SOURCE MATERIAL:
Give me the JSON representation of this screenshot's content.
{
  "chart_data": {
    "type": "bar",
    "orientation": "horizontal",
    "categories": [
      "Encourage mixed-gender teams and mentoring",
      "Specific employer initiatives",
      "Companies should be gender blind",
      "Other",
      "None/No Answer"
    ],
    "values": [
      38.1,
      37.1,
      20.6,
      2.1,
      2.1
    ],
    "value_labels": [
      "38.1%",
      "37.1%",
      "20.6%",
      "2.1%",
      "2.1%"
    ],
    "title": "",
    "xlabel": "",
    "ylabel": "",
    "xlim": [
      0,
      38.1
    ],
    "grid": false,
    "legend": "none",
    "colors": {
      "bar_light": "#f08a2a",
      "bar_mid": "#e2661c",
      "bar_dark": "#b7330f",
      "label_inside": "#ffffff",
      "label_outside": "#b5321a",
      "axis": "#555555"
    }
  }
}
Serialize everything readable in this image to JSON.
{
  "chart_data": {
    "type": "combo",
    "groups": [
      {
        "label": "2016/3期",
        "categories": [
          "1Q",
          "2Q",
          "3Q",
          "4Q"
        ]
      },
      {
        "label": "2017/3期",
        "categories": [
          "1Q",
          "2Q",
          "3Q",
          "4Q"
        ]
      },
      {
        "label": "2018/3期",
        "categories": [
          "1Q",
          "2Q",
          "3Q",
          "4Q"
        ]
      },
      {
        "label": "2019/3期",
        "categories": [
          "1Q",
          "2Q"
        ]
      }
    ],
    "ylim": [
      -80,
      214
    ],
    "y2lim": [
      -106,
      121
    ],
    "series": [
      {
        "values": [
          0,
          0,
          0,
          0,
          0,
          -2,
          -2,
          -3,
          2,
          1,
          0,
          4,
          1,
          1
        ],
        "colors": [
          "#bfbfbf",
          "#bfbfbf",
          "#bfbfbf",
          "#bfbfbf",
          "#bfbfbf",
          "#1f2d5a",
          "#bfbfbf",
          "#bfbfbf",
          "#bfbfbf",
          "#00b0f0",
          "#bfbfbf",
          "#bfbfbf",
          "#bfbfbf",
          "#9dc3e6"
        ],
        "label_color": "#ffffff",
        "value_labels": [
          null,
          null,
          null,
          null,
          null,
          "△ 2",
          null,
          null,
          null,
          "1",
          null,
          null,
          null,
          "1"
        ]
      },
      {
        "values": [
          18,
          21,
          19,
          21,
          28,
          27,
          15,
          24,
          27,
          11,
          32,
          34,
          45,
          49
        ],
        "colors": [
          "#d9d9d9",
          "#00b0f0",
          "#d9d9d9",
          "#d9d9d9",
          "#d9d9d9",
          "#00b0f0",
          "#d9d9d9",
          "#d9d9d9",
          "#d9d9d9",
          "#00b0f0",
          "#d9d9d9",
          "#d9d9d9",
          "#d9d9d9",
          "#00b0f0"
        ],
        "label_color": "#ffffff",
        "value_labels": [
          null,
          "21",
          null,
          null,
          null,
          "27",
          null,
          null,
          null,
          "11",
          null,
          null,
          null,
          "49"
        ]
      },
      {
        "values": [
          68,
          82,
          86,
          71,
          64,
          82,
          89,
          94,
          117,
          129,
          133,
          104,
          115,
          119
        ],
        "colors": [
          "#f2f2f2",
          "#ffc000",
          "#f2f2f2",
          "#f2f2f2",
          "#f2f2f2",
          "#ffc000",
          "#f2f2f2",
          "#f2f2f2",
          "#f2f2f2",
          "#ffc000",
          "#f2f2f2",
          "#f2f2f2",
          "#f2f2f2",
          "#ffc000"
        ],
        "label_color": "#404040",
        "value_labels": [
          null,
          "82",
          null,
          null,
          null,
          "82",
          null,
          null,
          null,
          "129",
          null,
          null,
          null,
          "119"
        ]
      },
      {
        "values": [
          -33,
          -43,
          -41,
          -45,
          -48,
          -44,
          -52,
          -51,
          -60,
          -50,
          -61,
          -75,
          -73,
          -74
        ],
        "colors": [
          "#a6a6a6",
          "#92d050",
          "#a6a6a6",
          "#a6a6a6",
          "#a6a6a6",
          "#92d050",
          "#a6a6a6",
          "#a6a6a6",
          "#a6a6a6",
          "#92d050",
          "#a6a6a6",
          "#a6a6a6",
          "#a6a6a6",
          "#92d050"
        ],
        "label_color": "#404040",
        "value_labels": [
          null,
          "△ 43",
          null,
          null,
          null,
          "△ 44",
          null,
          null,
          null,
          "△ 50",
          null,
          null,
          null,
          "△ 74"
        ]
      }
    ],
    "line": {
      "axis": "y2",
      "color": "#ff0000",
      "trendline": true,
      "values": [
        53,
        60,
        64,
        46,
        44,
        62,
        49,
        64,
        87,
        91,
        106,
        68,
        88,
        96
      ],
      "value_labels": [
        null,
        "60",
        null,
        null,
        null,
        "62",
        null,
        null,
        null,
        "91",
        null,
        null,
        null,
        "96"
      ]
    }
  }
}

THE EXERCISE: All lines of the data above that include the word "gender" must be shown.

EXERCISE SOLUTION:
      "Encourage mixed-gender teams and mentoring",
      "Companies should be gender blind",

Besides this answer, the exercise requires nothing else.